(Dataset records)

-- begin --

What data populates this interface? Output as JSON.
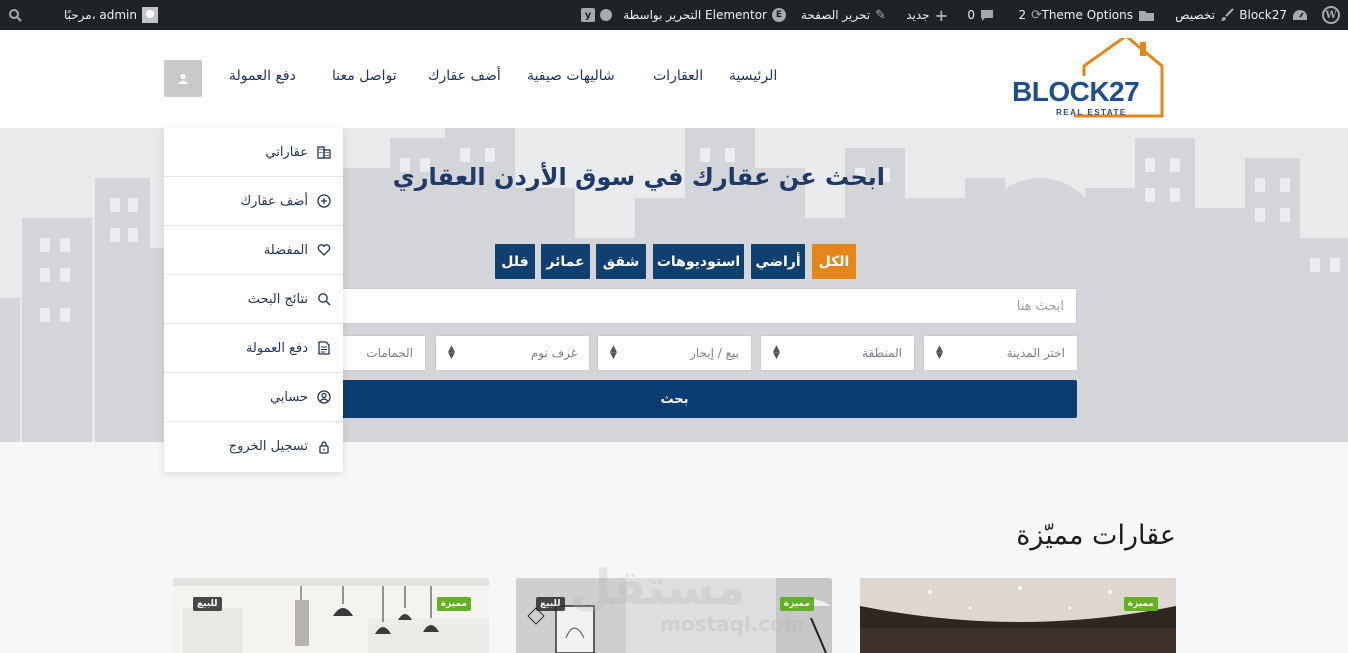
{
  "adminbar": {
    "site_name": "Block27",
    "customize": "تخصيص",
    "theme_options": "Theme Options",
    "updates_count": "2",
    "comments_count": "0",
    "new": "جديد",
    "edit_page": "تحرير الصفحة",
    "elementor": "التحرير بواسطة Elementor",
    "greeting": "مرحبًا، admin"
  },
  "header": {
    "logo": "BLOCK27",
    "logo_sub": "REAL ESTATE",
    "nav": [
      "الرئيسية",
      "العقارات",
      "شاليهات صيفية",
      "أضف عقارك",
      "تواصل معنا",
      "دفع العمولة"
    ]
  },
  "hero": {
    "title": "ابحث عن عقارك في سوق الأردن العقاري",
    "tabs": [
      "الكل",
      "أراضي",
      "استوديوهات",
      "شقق",
      "عمائر",
      "فلل"
    ],
    "search_placeholder": "ابحث هنا",
    "selects": [
      "اختر المدينة",
      "المنطقة",
      "بيع / إيجار",
      "غرف نوم",
      "الحمامات"
    ],
    "search_button": "بحث"
  },
  "dropdown": [
    {
      "label": "عقاراتي",
      "icon": "building-icon"
    },
    {
      "label": "أضف عقارك",
      "icon": "plus-circle-icon"
    },
    {
      "label": "المفضلة",
      "icon": "heart-icon"
    },
    {
      "label": "نتائج البحث",
      "icon": "search-icon"
    },
    {
      "label": "دفع العمولة",
      "icon": "invoice-icon"
    },
    {
      "label": "حسابي",
      "icon": "user-circle-icon"
    },
    {
      "label": "تسجيل الخروج",
      "icon": "lock-icon"
    }
  ],
  "featured": {
    "title": "عقارات مميّزة",
    "cards": [
      {
        "featured": "مميزة",
        "status": "للبيع"
      },
      {
        "featured": "مميزة",
        "status": "للبيع"
      },
      {
        "featured": "مميزة",
        "status": ""
      }
    ]
  },
  "watermark": {
    "main": "مستقل",
    "sub": "mostaql.com"
  },
  "colors": {
    "primary": "#0b3d72",
    "accent": "#e5861a",
    "adminbar": "#1d2327",
    "featured_badge": "#64b023"
  }
}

-- end --

_GOAL_
Copy out the entries verbatim and leave the images out.

_SOLUTION TO THIS TASK_
What data populates this interface? Output as JSON.
{
  "adminbar": {
    "site_name": "Block27",
    "customize": "تخصيص",
    "theme_options": "Theme Options",
    "updates_count": "2",
    "comments_count": "0",
    "new": "جديد",
    "edit_page": "تحرير الصفحة",
    "elementor": "التحرير بواسطة Elementor",
    "greeting": "مرحبًا، admin"
  },
  "header": {
    "logo": "BLOCK27",
    "logo_sub": "REAL ESTATE",
    "nav": [
      "الرئيسية",
      "العقارات",
      "شاليهات صيفية",
      "أضف عقارك",
      "تواصل معنا",
      "دفع العمولة"
    ]
  },
  "hero": {
    "title": "ابحث عن عقارك في سوق الأردن العقاري",
    "tabs": [
      "الكل",
      "أراضي",
      "استوديوهات",
      "شقق",
      "عمائر",
      "فلل"
    ],
    "search_placeholder": "ابحث هنا",
    "selects": [
      "اختر المدينة",
      "المنطقة",
      "بيع / إيجار",
      "غرف نوم",
      "الحمامات"
    ],
    "search_button": "بحث"
  },
  "dropdown": [
    {
      "label": "عقاراتي",
      "icon": "building-icon"
    },
    {
      "label": "أضف عقارك",
      "icon": "plus-circle-icon"
    },
    {
      "label": "المفضلة",
      "icon": "heart-icon"
    },
    {
      "label": "نتائج البحث",
      "icon": "search-icon"
    },
    {
      "label": "دفع العمولة",
      "icon": "invoice-icon"
    },
    {
      "label": "حسابي",
      "icon": "user-circle-icon"
    },
    {
      "label": "تسجيل الخروج",
      "icon": "lock-icon"
    }
  ],
  "featured": {
    "title": "عقارات مميّزة",
    "cards": [
      {
        "featured": "مميزة",
        "status": "للبيع"
      },
      {
        "featured": "مميزة",
        "status": "للبيع"
      },
      {
        "featured": "مميزة",
        "status": ""
      }
    ]
  },
  "watermark": {
    "main": "مستقل",
    "sub": "mostaql.com"
  },
  "colors": {
    "primary": "#0b3d72",
    "accent": "#e5861a",
    "adminbar": "#1d2327",
    "featured_badge": "#64b023"
  }
}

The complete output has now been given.